## PROBLEM DETAILS
State how many lines of the records contain the string "text", and give no other information.

## DATASET RECORDS

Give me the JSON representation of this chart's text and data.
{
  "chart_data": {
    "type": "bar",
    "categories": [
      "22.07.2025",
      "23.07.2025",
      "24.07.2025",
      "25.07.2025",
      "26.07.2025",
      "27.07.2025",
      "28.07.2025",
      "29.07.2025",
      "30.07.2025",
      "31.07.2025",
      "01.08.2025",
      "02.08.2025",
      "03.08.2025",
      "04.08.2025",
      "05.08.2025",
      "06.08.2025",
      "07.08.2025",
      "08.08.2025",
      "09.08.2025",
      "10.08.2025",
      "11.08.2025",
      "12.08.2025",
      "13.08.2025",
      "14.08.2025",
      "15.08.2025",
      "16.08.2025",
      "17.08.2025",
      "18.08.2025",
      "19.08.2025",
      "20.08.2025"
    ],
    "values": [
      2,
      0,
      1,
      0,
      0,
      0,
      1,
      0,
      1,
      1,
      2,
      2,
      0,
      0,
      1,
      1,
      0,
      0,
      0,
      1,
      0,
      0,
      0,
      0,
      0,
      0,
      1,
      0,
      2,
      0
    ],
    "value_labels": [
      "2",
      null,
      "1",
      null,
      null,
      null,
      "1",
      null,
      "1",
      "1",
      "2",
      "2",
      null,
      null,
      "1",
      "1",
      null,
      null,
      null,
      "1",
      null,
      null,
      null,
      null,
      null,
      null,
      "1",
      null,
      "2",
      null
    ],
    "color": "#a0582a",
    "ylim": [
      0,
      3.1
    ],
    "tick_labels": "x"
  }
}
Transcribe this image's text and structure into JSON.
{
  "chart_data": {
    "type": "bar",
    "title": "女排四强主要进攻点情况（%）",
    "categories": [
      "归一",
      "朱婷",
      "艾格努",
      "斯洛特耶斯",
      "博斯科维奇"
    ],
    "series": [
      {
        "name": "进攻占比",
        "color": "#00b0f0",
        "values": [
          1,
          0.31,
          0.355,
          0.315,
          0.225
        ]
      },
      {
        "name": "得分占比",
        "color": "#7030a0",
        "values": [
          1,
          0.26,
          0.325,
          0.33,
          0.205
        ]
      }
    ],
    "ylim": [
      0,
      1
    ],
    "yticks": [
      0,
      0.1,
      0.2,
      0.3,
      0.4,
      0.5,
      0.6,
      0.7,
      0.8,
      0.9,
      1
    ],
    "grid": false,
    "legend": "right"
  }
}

## TASK SOLUTION
2